▶ **Directions for this task**: Repeat the listing in full, preserving every character.

start

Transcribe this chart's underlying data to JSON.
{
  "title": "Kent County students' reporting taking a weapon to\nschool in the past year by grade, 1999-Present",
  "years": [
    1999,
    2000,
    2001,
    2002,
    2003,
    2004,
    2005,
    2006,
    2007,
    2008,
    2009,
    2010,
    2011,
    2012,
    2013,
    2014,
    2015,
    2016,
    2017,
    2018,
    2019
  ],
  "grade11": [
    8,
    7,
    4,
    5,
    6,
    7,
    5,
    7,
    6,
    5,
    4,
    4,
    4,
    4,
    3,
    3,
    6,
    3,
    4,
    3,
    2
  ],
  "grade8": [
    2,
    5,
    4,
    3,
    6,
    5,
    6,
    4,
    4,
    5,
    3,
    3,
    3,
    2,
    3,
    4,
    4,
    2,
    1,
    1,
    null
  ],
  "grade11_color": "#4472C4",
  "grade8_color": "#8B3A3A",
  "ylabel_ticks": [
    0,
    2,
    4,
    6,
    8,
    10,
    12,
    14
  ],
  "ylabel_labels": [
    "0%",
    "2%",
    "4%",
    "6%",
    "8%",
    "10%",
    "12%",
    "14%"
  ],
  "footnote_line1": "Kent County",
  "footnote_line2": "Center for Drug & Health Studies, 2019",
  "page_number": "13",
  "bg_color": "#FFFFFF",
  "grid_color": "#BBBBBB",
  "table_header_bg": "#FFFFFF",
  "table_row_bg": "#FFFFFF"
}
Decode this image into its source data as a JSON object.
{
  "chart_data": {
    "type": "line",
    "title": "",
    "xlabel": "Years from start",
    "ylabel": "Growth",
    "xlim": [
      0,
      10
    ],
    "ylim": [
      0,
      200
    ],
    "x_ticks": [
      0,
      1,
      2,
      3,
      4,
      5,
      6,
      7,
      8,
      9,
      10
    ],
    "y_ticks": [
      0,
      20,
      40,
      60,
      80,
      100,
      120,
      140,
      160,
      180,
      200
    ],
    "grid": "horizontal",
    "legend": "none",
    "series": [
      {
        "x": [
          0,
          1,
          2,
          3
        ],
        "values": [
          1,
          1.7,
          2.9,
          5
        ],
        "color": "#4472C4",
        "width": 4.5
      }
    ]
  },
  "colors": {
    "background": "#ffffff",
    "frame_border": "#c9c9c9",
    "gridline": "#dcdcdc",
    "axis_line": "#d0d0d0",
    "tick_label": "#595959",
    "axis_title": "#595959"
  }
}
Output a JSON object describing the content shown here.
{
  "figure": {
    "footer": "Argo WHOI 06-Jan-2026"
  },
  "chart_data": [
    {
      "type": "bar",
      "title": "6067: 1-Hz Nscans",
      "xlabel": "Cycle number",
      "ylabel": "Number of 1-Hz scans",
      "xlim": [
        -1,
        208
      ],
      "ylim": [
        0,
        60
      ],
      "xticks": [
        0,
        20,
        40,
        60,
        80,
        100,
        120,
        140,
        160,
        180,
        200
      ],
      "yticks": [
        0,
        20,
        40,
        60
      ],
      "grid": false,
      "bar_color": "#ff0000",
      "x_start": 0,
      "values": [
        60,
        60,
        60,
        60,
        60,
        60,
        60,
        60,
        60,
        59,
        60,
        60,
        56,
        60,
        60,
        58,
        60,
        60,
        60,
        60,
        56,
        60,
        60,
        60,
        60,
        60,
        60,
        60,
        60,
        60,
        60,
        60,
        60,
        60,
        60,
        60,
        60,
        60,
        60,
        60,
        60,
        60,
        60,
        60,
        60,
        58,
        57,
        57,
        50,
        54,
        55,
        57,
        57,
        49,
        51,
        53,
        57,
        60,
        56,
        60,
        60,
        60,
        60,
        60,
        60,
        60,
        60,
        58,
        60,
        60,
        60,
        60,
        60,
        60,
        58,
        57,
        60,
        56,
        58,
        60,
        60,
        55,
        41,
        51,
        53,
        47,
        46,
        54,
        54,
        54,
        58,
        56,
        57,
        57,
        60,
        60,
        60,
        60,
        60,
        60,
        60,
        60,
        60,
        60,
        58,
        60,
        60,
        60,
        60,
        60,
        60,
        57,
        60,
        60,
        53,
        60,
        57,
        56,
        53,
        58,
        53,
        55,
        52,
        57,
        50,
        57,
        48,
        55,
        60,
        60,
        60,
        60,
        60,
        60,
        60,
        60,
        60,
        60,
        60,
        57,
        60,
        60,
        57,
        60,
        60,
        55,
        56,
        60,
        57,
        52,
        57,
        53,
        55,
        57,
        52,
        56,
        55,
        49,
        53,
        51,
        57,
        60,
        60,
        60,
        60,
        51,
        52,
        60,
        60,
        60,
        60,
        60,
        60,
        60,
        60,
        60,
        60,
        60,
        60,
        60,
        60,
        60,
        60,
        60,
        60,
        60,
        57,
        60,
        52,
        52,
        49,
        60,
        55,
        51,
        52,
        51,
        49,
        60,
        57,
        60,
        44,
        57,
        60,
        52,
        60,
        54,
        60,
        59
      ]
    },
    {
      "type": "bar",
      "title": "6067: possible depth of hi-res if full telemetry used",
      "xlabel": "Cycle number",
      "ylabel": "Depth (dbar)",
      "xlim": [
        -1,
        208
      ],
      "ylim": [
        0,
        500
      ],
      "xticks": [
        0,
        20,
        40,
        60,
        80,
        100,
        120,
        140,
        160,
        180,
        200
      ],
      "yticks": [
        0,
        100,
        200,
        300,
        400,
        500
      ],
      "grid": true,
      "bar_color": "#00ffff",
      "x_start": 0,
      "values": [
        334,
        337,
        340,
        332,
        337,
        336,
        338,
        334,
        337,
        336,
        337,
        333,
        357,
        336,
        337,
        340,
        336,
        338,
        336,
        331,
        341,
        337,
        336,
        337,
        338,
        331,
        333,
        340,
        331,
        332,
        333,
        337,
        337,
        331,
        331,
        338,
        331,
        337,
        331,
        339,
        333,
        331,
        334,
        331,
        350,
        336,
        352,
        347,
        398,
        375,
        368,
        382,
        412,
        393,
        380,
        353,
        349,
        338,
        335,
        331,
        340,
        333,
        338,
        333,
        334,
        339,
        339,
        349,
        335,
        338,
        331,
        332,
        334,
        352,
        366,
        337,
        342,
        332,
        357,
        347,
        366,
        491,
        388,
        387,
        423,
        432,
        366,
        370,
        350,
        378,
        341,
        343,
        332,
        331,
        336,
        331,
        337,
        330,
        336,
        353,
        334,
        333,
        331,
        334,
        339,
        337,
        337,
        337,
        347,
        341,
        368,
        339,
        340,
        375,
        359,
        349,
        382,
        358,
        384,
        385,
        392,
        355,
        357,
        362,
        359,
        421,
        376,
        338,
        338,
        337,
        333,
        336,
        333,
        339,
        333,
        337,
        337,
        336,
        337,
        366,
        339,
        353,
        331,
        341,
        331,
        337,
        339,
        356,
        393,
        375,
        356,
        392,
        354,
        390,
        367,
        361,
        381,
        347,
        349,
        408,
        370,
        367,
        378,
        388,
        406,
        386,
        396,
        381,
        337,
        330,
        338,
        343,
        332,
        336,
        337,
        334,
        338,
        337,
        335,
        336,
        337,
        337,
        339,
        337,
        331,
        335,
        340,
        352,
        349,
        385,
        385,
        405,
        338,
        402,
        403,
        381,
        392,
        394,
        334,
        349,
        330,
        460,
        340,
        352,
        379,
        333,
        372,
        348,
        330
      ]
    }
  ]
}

end

▶ **Answer to this task**:
Transcribe this chart's underlying data to JSON.
{
  "title": "Kent County students' reporting taking a weapon to\nschool in the past year by grade, 1999-Present",
  "years": [
    1999,
    2000,
    2001,
    2002,
    2003,
    2004,
    2005,
    2006,
    2007,
    2008,
    2009,
    2010,
    2011,
    2012,
    2013,
    2014,
    2015,
    2016,
    2017,
    2018,
    2019
  ],
  "grade11": [
    8,
    7,
    4,
    5,
    6,
    7,
    5,
    7,
    6,
    5,
    4,
    4,
    4,
    4,
    3,
    3,
    6,
    3,
    4,
    3,
    2
  ],
  "grade8": [
    2,
    5,
    4,
    3,
    6,
    5,
    6,
    4,
    4,
    5,
    3,
    3,
    3,
    2,
    3,
    4,
    4,
    2,
    1,
    1,
    null
  ],
  "grade11_color": "#4472C4",
  "grade8_color": "#8B3A3A",
  "ylabel_ticks": [
    0,
    2,
    4,
    6,
    8,
    10,
    12,
    14
  ],
  "ylabel_labels": [
    "0%",
    "2%",
    "4%",
    "6%",
    "8%",
    "10%",
    "12%",
    "14%"
  ],
  "footnote_line1": "Kent County",
  "footnote_line2": "Center for Drug & Health Studies, 2019",
  "page_number": "13",
  "bg_color": "#FFFFFF",
  "grid_color": "#BBBBBB",
  "table_header_bg": "#FFFFFF",
  "table_row_bg": "#FFFFFF"
}
Decode this image into its source data as a JSON object.
{
  "chart_data": {
    "type": "line",
    "title": "",
    "xlabel": "Years from start",
    "ylabel": "Growth",
    "xlim": [
      0,
      10
    ],
    "ylim": [
      0,
      200
    ],
    "x_ticks": [
      0,
      1,
      2,
      3,
      4,
      5,
      6,
      7,
      8,
      9,
      10
    ],
    "y_ticks": [
      0,
      20,
      40,
      60,
      80,
      100,
      120,
      140,
      160,
      180,
      200
    ],
    "grid": "horizontal",
    "legend": "none",
    "series": [
      {
        "x": [
          0,
          1,
          2,
          3
        ],
        "values": [
          1,
          1.7,
          2.9,
          5
        ],
        "color": "#4472C4",
        "width": 4.5
      }
    ]
  },
  "colors": {
    "background": "#ffffff",
    "frame_border": "#c9c9c9",
    "gridline": "#dcdcdc",
    "axis_line": "#d0d0d0",
    "tick_label": "#595959",
    "axis_title": "#595959"
  }
}
Output a JSON object describing the content shown here.
{
  "figure": {
    "footer": "Argo WHOI 06-Jan-2026"
  },
  "chart_data": [
    {
      "type": "bar",
      "title": "6067: 1-Hz Nscans",
      "xlabel": "Cycle number",
      "ylabel": "Number of 1-Hz scans",
      "xlim": [
        -1,
        208
      ],
      "ylim": [
        0,
        60
      ],
      "xticks": [
        0,
        20,
        40,
        60,
        80,
        100,
        120,
        140,
        160,
        180,
        200
      ],
      "yticks": [
        0,
        20,
        40,
        60
      ],
      "grid": false,
      "bar_color": "#ff0000",
      "x_start": 0,
      "values": [
        60,
        60,
        60,
        60,
        60,
        60,
        60,
        60,
        60,
        59,
        60,
        60,
        56,
        60,
        60,
        58,
        60,
        60,
        60,
        60,
        56,
        60,
        60,
        60,
        60,
        60,
        60,
        60,
        60,
        60,
        60,
        60,
        60,
        60,
        60,
        60,
        60,
        60,
        60,
        60,
        60,
        60,
        60,
        60,
        60,
        58,
        57,
        57,
        50,
        54,
        55,
        57,
        57,
        49,
        51,
        53,
        57,
        60,
        56,
        60,
        60,
        60,
        60,
        60,
        60,
        60,
        60,
        58,
        60,
        60,
        60,
        60,
        60,
        60,
        58,
        57,
        60,
        56,
        58,
        60,
        60,
        55,
        41,
        51,
        53,
        47,
        46,
        54,
        54,
        54,
        58,
        56,
        57,
        57,
        60,
        60,
        60,
        60,
        60,
        60,
        60,
        60,
        60,
        60,
        58,
        60,
        60,
        60,
        60,
        60,
        60,
        57,
        60,
        60,
        53,
        60,
        57,
        56,
        53,
        58,
        53,
        55,
        52,
        57,
        50,
        57,
        48,
        55,
        60,
        60,
        60,
        60,
        60,
        60,
        60,
        60,
        60,
        60,
        60,
        57,
        60,
        60,
        57,
        60,
        60,
        55,
        56,
        60,
        57,
        52,
        57,
        53,
        55,
        57,
        52,
        56,
        55,
        49,
        53,
        51,
        57,
        60,
        60,
        60,
        60,
        51,
        52,
        60,
        60,
        60,
        60,
        60,
        60,
        60,
        60,
        60,
        60,
        60,
        60,
        60,
        60,
        60,
        60,
        60,
        60,
        60,
        57,
        60,
        52,
        52,
        49,
        60,
        55,
        51,
        52,
        51,
        49,
        60,
        57,
        60,
        44,
        57,
        60,
        52,
        60,
        54,
        60,
        59
      ]
    },
    {
      "type": "bar",
      "title": "6067: possible depth of hi-res if full telemetry used",
      "xlabel": "Cycle number",
      "ylabel": "Depth (dbar)",
      "xlim": [
        -1,
        208
      ],
      "ylim": [
        0,
        500
      ],
      "xticks": [
        0,
        20,
        40,
        60,
        80,
        100,
        120,
        140,
        160,
        180,
        200
      ],
      "yticks": [
        0,
        100,
        200,
        300,
        400,
        500
      ],
      "grid": true,
      "bar_color": "#00ffff",
      "x_start": 0,
      "values": [
        334,
        337,
        340,
        332,
        337,
        336,
        338,
        334,
        337,
        336,
        337,
        333,
        357,
        336,
        337,
        340,
        336,
        338,
        336,
        331,
        341,
        337,
        336,
        337,
        338,
        331,
        333,
        340,
        331,
        332,
        333,
        337,
        337,
        331,
        331,
        338,
        331,
        337,
        331,
        339,
        333,
        331,
        334,
        331,
        350,
        336,
        352,
        347,
        398,
        375,
        368,
        382,
        412,
        393,
        380,
        353,
        349,
        338,
        335,
        331,
        340,
        333,
        338,
        333,
        334,
        339,
        339,
        349,
        335,
        338,
        331,
        332,
        334,
        352,
        366,
        337,
        342,
        332,
        357,
        347,
        366,
        491,
        388,
        387,
        423,
        432,
        366,
        370,
        350,
        378,
        341,
        343,
        332,
        331,
        336,
        331,
        337,
        330,
        336,
        353,
        334,
        333,
        331,
        334,
        339,
        337,
        337,
        337,
        347,
        341,
        368,
        339,
        340,
        375,
        359,
        349,
        382,
        358,
        384,
        385,
        392,
        355,
        357,
        362,
        359,
        421,
        376,
        338,
        338,
        337,
        333,
        336,
        333,
        339,
        333,
        337,
        337,
        336,
        337,
        366,
        339,
        353,
        331,
        341,
        331,
        337,
        339,
        356,
        393,
        375,
        356,
        392,
        354,
        390,
        367,
        361,
        381,
        347,
        349,
        408,
        370,
        367,
        378,
        388,
        406,
        386,
        396,
        381,
        337,
        330,
        338,
        343,
        332,
        336,
        337,
        334,
        338,
        337,
        335,
        336,
        337,
        337,
        339,
        337,
        331,
        335,
        340,
        352,
        349,
        385,
        385,
        405,
        338,
        402,
        403,
        381,
        392,
        394,
        334,
        349,
        330,
        460,
        340,
        352,
        379,
        333,
        372,
        348,
        330
      ]
    }
  ]
}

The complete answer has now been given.